[WRITTEN INSTRUCTION]:
Every line of the data that contains the string "cnpj" must be copied.
** begin THE RECORDS **
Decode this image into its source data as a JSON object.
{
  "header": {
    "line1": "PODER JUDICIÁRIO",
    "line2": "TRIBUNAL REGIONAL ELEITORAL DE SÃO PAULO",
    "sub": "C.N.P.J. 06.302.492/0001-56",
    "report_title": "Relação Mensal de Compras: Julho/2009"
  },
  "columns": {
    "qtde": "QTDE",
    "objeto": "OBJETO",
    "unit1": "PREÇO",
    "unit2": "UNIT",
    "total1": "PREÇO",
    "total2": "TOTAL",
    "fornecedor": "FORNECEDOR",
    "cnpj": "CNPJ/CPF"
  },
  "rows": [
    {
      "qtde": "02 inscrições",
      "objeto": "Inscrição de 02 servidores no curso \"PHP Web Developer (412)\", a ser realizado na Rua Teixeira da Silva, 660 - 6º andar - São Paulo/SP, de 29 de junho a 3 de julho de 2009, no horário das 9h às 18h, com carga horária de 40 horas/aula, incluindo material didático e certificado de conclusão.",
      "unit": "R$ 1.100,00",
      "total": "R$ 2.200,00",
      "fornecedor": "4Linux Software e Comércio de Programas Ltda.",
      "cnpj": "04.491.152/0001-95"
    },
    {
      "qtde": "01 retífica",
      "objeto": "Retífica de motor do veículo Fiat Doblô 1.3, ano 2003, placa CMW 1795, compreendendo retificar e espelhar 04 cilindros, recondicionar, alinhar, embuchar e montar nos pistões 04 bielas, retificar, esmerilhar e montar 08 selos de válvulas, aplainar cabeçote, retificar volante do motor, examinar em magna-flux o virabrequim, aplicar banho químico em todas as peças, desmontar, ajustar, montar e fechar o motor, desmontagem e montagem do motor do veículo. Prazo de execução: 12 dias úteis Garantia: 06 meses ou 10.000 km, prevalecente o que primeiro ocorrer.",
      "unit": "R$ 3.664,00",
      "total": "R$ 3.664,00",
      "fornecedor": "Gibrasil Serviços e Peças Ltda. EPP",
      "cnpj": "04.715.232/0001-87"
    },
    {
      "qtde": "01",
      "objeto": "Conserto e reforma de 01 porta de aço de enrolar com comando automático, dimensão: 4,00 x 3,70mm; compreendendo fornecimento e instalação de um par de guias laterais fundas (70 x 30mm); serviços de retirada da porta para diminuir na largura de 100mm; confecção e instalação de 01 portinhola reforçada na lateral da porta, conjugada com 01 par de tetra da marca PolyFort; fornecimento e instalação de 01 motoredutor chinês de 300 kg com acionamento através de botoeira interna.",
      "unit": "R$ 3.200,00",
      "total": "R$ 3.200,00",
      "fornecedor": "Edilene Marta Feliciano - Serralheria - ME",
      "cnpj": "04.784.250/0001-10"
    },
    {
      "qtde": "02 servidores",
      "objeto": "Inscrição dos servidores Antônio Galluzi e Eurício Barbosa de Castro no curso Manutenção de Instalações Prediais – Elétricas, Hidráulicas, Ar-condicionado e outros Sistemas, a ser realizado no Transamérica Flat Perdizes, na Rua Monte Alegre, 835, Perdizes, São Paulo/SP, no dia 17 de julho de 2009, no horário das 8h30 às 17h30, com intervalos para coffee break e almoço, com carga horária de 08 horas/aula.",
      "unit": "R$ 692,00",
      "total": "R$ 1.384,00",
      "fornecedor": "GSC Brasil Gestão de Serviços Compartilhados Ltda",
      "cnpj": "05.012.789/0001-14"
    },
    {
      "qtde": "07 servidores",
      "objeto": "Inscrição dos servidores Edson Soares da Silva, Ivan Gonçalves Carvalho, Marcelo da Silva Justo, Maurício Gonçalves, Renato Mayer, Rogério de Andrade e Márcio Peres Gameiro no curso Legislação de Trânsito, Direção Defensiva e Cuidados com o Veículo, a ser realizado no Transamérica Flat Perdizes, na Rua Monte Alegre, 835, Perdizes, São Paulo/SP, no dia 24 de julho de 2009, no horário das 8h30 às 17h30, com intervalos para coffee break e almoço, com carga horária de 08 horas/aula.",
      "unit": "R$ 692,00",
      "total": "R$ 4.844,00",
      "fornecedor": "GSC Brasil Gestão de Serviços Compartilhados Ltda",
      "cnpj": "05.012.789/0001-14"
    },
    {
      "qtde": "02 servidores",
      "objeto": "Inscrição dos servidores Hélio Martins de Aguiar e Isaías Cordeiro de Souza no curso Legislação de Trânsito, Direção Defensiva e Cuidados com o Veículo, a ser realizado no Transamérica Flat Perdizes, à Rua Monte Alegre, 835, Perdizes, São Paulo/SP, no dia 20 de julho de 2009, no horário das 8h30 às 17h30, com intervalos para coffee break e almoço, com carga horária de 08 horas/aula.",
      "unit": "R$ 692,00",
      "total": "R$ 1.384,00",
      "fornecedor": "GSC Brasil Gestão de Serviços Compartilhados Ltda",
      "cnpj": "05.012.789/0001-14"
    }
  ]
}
** end THE RECORDS **
[FINISHED EXERCISE]:
    "cnpj": "CNPJ/CPF"
      "cnpj": "04.491.152/0001-95"
      "cnpj": "04.715.232/0001-87"
      "cnpj": "04.784.250/0001-10"
      "cnpj": "05.012.789/0001-14"
      "cnpj": "05.012.789/0001-14"
      "cnpj": "05.012.789/0001-14"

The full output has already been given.